EXERCISE MATERIALS:
▬▬▬

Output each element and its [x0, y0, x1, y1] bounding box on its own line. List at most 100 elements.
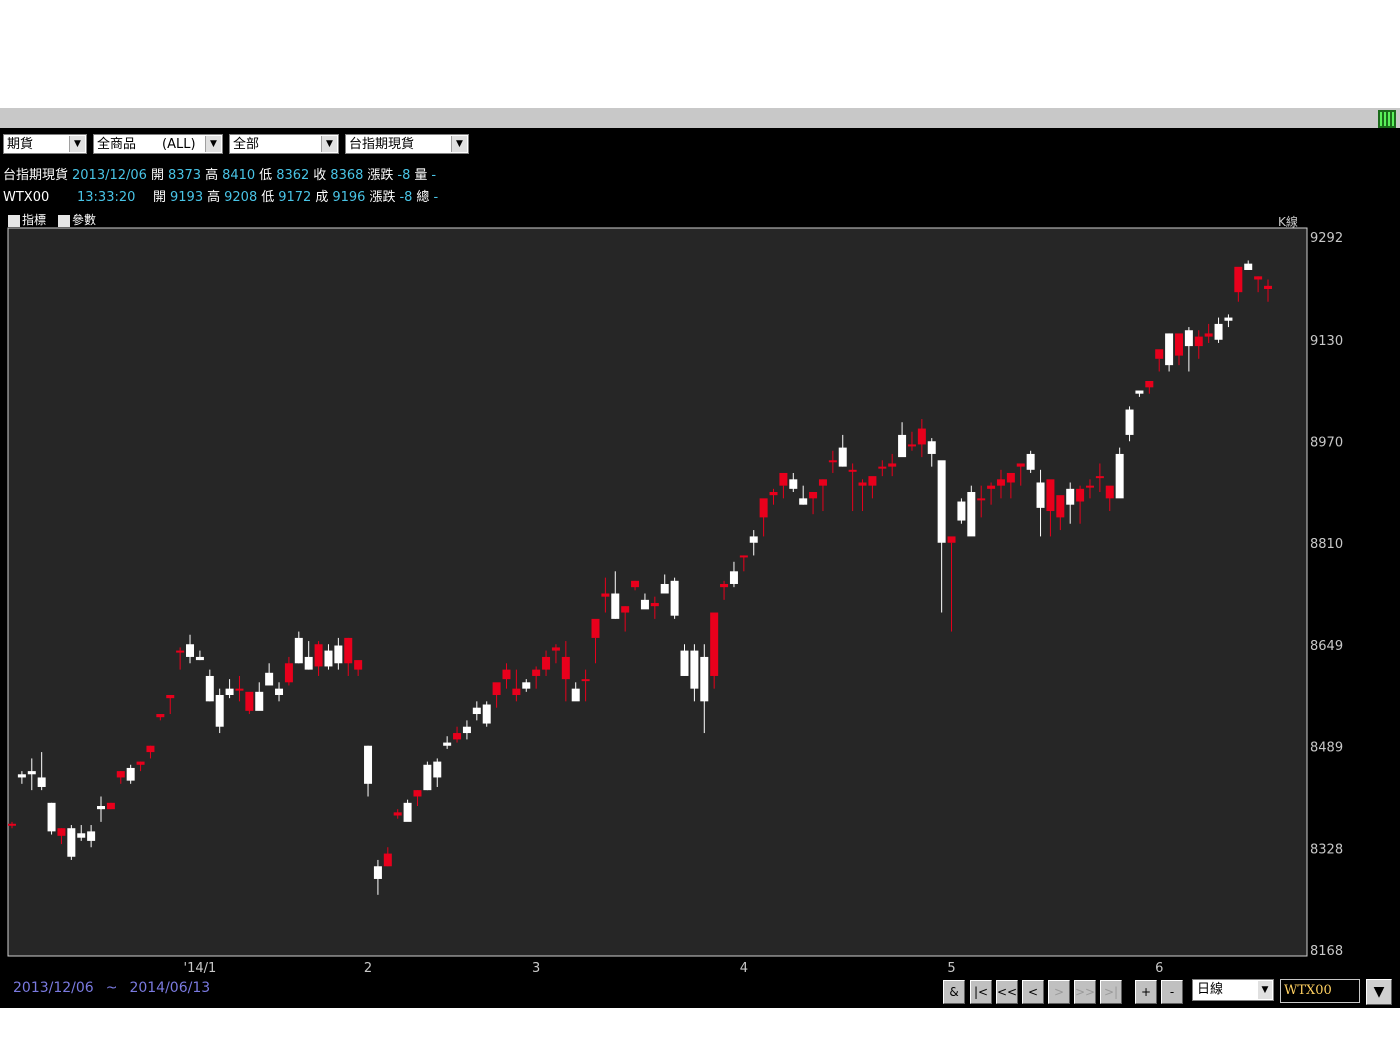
- candle-up: [809, 492, 818, 499]
- candle-up: [1105, 485, 1114, 499]
- candle-up: [453, 733, 462, 740]
- candle-down: [294, 637, 303, 664]
- candle-down: [275, 688, 284, 695]
- candle-down: [482, 704, 491, 724]
- candle-up: [947, 536, 956, 543]
- candle-down: [126, 767, 135, 781]
- candle-down: [967, 492, 976, 537]
- candle-down: [700, 656, 709, 702]
- candle-down: [403, 802, 412, 822]
- candle-up: [166, 694, 175, 699]
- candle-up: [1076, 488, 1085, 502]
- prev-page-button[interactable]: <<: [996, 980, 1018, 1004]
- x-tick-label: 2: [364, 961, 372, 976]
- candle-up: [492, 682, 501, 695]
- next-page-button[interactable]: >>: [1074, 980, 1096, 1004]
- last-button[interactable]: >|: [1100, 980, 1122, 1004]
- candle-up: [314, 644, 323, 667]
- amp-button[interactable]: &: [943, 980, 965, 1004]
- candle-down: [927, 441, 936, 454]
- candle-down: [1026, 453, 1035, 470]
- candle-up: [631, 580, 640, 588]
- candle-up: [1254, 276, 1263, 280]
- candle-up: [858, 482, 867, 486]
- candle-down: [571, 688, 580, 702]
- period-select[interactable]: 日線 ▼: [1192, 979, 1274, 1001]
- candle-up: [739, 555, 748, 558]
- candle-down: [660, 583, 669, 594]
- candle-up: [1085, 485, 1094, 488]
- candle-up: [987, 485, 996, 489]
- candle-up: [1016, 463, 1025, 467]
- candle-up: [57, 828, 66, 836]
- candle-down: [1036, 482, 1045, 508]
- candle-down: [186, 644, 195, 657]
- candle-down: [17, 774, 26, 778]
- candle-down: [898, 434, 907, 458]
- x-tick-label: '14/1: [184, 961, 217, 976]
- candle-up: [977, 498, 986, 501]
- candle-down: [334, 645, 343, 664]
- candle-up: [1264, 285, 1272, 290]
- candle-up: [888, 463, 897, 467]
- candle-up: [1056, 495, 1065, 518]
- zoom-in-button[interactable]: +: [1135, 980, 1157, 1004]
- candle-up: [176, 650, 185, 653]
- candle-down: [611, 593, 620, 619]
- candle-down: [1214, 323, 1223, 340]
- candle-up: [591, 618, 600, 638]
- y-tick-label: 9292: [1310, 231, 1343, 246]
- candle-up: [650, 603, 659, 607]
- symbol-input[interactable]: WTX00: [1280, 979, 1360, 1003]
- candle-up: [116, 771, 125, 778]
- prev-button[interactable]: <: [1022, 980, 1044, 1004]
- candle-up: [848, 469, 857, 472]
- candle-down: [937, 460, 946, 543]
- candle-up: [1174, 333, 1183, 356]
- candle-down: [1224, 317, 1233, 321]
- candle-down: [729, 571, 738, 584]
- candle-up: [561, 656, 570, 680]
- candle-up: [1234, 266, 1243, 293]
- candle-down: [77, 833, 86, 838]
- date-range: 2013/12/06 ~2014/06/13: [13, 980, 222, 996]
- x-axis: '14/1 2 3 4 5 6: [184, 961, 1164, 976]
- candle-up: [532, 669, 541, 676]
- candle-down: [47, 802, 56, 832]
- candle-up: [581, 679, 590, 682]
- candle-up: [1194, 336, 1203, 347]
- candle-up: [245, 691, 254, 711]
- candle-up: [720, 583, 729, 588]
- candle-up: [818, 479, 827, 486]
- candle-down: [1244, 263, 1253, 270]
- x-tick-label: 3: [532, 961, 540, 976]
- candle-up: [769, 492, 778, 496]
- y-tick-label: 8649: [1310, 639, 1343, 654]
- candle-down: [97, 806, 106, 810]
- candle-down: [195, 656, 204, 661]
- candle-down: [27, 771, 36, 775]
- candle-down: [522, 682, 531, 689]
- candle-up: [868, 476, 877, 486]
- candle-down: [1135, 390, 1144, 394]
- first-button[interactable]: |<: [970, 980, 992, 1004]
- candle-up: [1095, 476, 1104, 479]
- candle-down: [789, 479, 798, 489]
- chevron-down-icon: ▼: [1258, 981, 1272, 999]
- candle-down: [749, 536, 758, 543]
- candle-up: [1155, 349, 1164, 359]
- candle-up: [551, 647, 560, 651]
- candle-down: [1115, 453, 1124, 499]
- candle-down: [37, 777, 46, 787]
- x-tick-label: 4: [740, 961, 748, 976]
- candle-down: [265, 672, 274, 686]
- candle-down: [838, 447, 847, 467]
- next-button[interactable]: >: [1048, 980, 1070, 1004]
- y-tick-label: 9130: [1310, 334, 1343, 349]
- candle-down: [433, 761, 442, 778]
- candle-down: [690, 650, 699, 689]
- zoom-out-button[interactable]: -: [1161, 980, 1183, 1004]
- candle-down: [1125, 409, 1134, 435]
- dropdown-triangle-icon[interactable]: ▼: [1366, 979, 1392, 1005]
- candle-down: [670, 580, 679, 616]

▬▬▬

OBJECTIVE: Please copy everything in the data from the line containing "- candle-up: [809, 492, 818, 499]" down to the line containing "- candle-up: [166, 694, 175, 699]", including both of those lines.

PROBLEM SOLUTION:
- candle-up: [809, 492, 818, 499]
- candle-up: [1105, 485, 1114, 499]
- candle-up: [453, 733, 462, 740]
- candle-down: [294, 637, 303, 664]
- candle-down: [275, 688, 284, 695]
- candle-down: [482, 704, 491, 724]
- candle-up: [947, 536, 956, 543]
- candle-down: [126, 767, 135, 781]
- candle-down: [967, 492, 976, 537]
- candle-down: [700, 656, 709, 702]
- candle-down: [403, 802, 412, 822]
- candle-up: [166, 694, 175, 699]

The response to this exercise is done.